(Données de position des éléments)

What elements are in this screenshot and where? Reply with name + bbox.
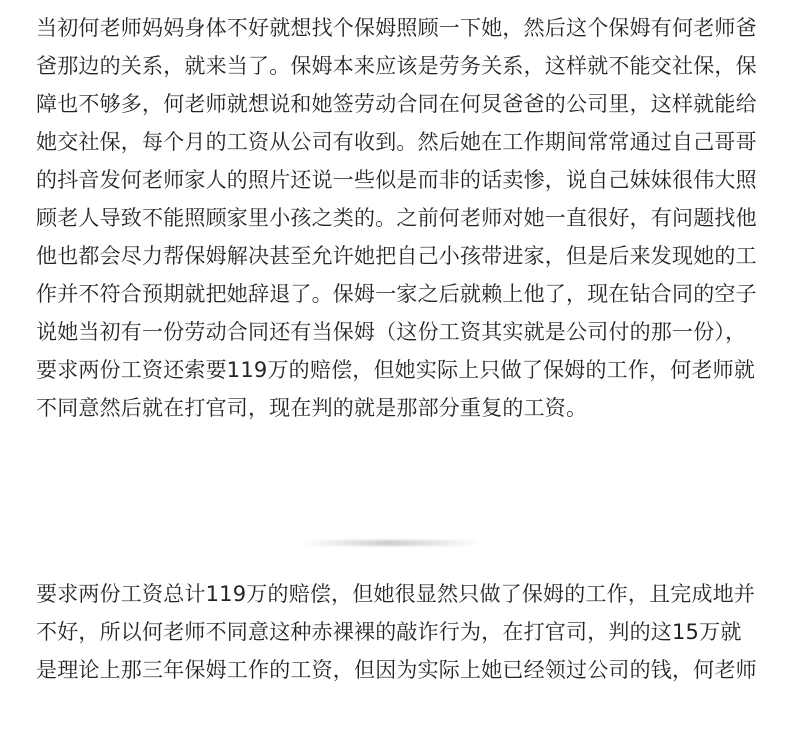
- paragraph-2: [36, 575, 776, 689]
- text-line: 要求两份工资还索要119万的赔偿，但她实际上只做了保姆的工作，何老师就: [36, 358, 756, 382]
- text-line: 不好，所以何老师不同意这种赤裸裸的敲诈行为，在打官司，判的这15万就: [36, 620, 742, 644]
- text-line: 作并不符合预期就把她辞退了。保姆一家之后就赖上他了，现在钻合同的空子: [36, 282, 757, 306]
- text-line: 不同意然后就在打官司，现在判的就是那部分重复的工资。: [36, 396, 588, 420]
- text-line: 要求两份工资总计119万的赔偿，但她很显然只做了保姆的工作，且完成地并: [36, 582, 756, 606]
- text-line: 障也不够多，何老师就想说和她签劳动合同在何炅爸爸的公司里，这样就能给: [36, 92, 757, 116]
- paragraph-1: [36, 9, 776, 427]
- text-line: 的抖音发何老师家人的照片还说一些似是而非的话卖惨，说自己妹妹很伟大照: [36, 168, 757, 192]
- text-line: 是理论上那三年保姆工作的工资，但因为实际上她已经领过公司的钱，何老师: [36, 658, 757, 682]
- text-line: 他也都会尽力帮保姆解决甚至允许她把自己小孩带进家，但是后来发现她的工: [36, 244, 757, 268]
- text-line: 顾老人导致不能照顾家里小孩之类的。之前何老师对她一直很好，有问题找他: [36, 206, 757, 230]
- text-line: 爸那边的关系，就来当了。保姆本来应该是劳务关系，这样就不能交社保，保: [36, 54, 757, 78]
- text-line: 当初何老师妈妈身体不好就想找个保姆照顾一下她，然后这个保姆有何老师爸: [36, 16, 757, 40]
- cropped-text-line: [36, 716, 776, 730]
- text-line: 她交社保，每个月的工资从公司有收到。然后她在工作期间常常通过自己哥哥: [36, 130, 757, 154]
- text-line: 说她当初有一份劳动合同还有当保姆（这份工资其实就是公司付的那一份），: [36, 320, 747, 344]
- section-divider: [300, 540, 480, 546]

* * *

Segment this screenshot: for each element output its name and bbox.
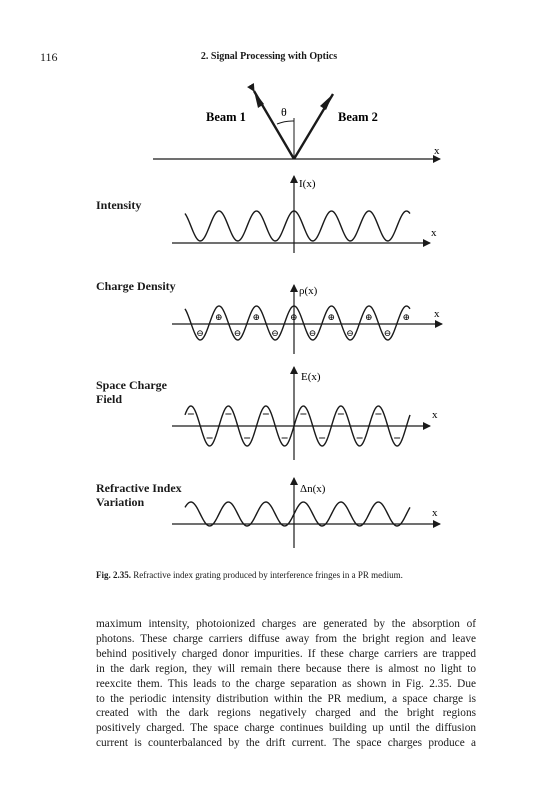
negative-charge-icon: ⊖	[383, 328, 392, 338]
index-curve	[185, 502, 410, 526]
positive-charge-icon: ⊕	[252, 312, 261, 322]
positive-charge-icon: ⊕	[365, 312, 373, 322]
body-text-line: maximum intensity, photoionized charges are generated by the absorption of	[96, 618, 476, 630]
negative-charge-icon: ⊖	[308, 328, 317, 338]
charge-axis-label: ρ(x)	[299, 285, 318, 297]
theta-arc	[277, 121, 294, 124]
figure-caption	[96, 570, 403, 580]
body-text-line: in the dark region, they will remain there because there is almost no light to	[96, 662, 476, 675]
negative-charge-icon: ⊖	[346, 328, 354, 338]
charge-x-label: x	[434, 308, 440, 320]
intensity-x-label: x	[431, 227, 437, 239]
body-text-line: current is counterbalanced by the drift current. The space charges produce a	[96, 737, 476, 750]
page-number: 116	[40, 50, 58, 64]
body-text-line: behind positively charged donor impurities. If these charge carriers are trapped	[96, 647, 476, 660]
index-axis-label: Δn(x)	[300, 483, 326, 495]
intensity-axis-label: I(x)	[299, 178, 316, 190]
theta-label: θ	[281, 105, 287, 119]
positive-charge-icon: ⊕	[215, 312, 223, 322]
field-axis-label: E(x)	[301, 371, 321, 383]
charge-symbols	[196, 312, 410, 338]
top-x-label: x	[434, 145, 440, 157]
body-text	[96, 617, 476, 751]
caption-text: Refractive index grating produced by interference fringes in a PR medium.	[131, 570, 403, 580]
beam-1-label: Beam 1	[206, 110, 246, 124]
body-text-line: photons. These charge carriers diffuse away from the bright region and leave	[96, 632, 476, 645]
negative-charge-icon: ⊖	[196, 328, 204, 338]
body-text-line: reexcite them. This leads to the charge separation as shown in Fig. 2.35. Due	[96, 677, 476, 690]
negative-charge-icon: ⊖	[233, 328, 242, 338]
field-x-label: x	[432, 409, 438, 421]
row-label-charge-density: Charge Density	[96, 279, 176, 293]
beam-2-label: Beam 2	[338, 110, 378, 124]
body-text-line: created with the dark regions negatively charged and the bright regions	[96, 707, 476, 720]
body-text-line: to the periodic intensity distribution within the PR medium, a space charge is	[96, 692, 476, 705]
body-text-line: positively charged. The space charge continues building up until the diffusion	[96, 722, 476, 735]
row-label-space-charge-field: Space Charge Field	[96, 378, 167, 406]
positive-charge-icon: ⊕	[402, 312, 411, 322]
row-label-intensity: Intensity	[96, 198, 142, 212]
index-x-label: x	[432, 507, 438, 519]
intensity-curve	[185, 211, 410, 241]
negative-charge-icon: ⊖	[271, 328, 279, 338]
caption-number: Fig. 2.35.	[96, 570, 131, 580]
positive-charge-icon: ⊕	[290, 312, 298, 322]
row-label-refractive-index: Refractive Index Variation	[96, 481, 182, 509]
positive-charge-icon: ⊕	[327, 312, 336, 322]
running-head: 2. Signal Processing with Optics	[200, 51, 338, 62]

● **CONSIGNE**
Extrayez sans rien changer les lignes qui vont de celle contenant « 328, 392, 338] » à celle contenant « 312, 223, 322] », ces deux lignes comprises.

● **RÉSULTAT ATTENDU**
negative-charge-icon: ⊖	[383, 328, 392, 338]
index-curve	[185, 502, 410, 526]
positive-charge-icon: ⊕	[252, 312, 261, 322]
positive-charge-icon: ⊕	[365, 312, 373, 322]
body-text-line: maximum intensity, photoionized charges are generated by the absorption of	[96, 618, 476, 630]
negative-charge-icon: ⊖	[308, 328, 317, 338]
charge-axis-label: ρ(x)	[299, 285, 318, 297]
theta-arc	[277, 121, 294, 124]
figure-caption	[96, 570, 403, 580]
body-text-line: in the dark region, they will remain there because there is almost no light to	[96, 662, 476, 675]
negative-charge-icon: ⊖	[346, 328, 354, 338]
charge-x-label: x	[434, 308, 440, 320]
intensity-x-label: x	[431, 227, 437, 239]
body-text-line: current is counterbalanced by the drift current. The space charges produce a	[96, 737, 476, 750]
page-number: 116	[40, 50, 58, 64]
body-text-line: behind positively charged donor impurities. If these charge carriers are trapped	[96, 647, 476, 660]
index-axis-label: Δn(x)	[300, 483, 326, 495]
intensity-axis-label: I(x)	[299, 178, 316, 190]
theta-label: θ	[281, 105, 287, 119]
positive-charge-icon: ⊕	[215, 312, 223, 322]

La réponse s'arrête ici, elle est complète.